Excerpts from a figure dataset
>> BEGIN

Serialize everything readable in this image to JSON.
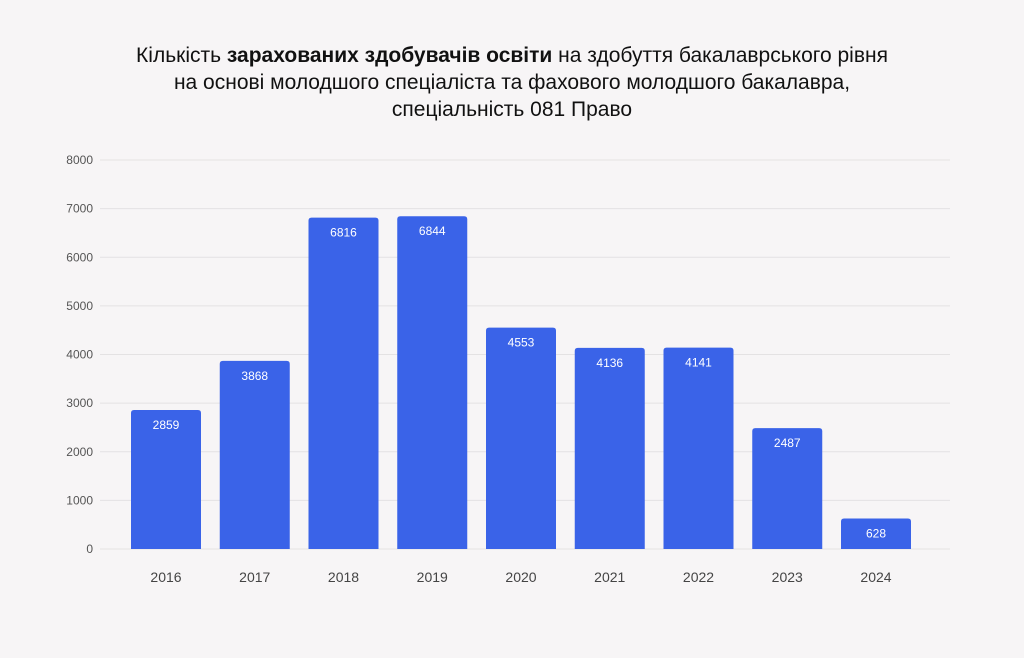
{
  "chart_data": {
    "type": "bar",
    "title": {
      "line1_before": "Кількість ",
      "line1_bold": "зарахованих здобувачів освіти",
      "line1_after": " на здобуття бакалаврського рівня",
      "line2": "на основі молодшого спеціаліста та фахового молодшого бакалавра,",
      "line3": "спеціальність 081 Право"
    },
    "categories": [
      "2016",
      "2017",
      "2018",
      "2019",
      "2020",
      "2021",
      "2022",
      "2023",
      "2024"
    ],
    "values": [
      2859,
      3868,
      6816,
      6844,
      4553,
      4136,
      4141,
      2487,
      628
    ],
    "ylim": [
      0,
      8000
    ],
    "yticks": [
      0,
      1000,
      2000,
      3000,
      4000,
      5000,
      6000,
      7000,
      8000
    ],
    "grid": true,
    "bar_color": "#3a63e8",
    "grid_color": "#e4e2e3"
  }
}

>> END

▸ **Written request**
Without the pictures, restate all the entries above exactly.

▸ **Final result**
Serialize everything readable in this image to JSON.
{
  "chart_data": {
    "type": "bar",
    "title": {
      "line1_before": "Кількість ",
      "line1_bold": "зарахованих здобувачів освіти",
      "line1_after": " на здобуття бакалаврського рівня",
      "line2": "на основі молодшого спеціаліста та фахового молодшого бакалавра,",
      "line3": "спеціальність 081 Право"
    },
    "categories": [
      "2016",
      "2017",
      "2018",
      "2019",
      "2020",
      "2021",
      "2022",
      "2023",
      "2024"
    ],
    "values": [
      2859,
      3868,
      6816,
      6844,
      4553,
      4136,
      4141,
      2487,
      628
    ],
    "ylim": [
      0,
      8000
    ],
    "yticks": [
      0,
      1000,
      2000,
      3000,
      4000,
      5000,
      6000,
      7000,
      8000
    ],
    "grid": true,
    "bar_color": "#3a63e8",
    "grid_color": "#e4e2e3"
  }
}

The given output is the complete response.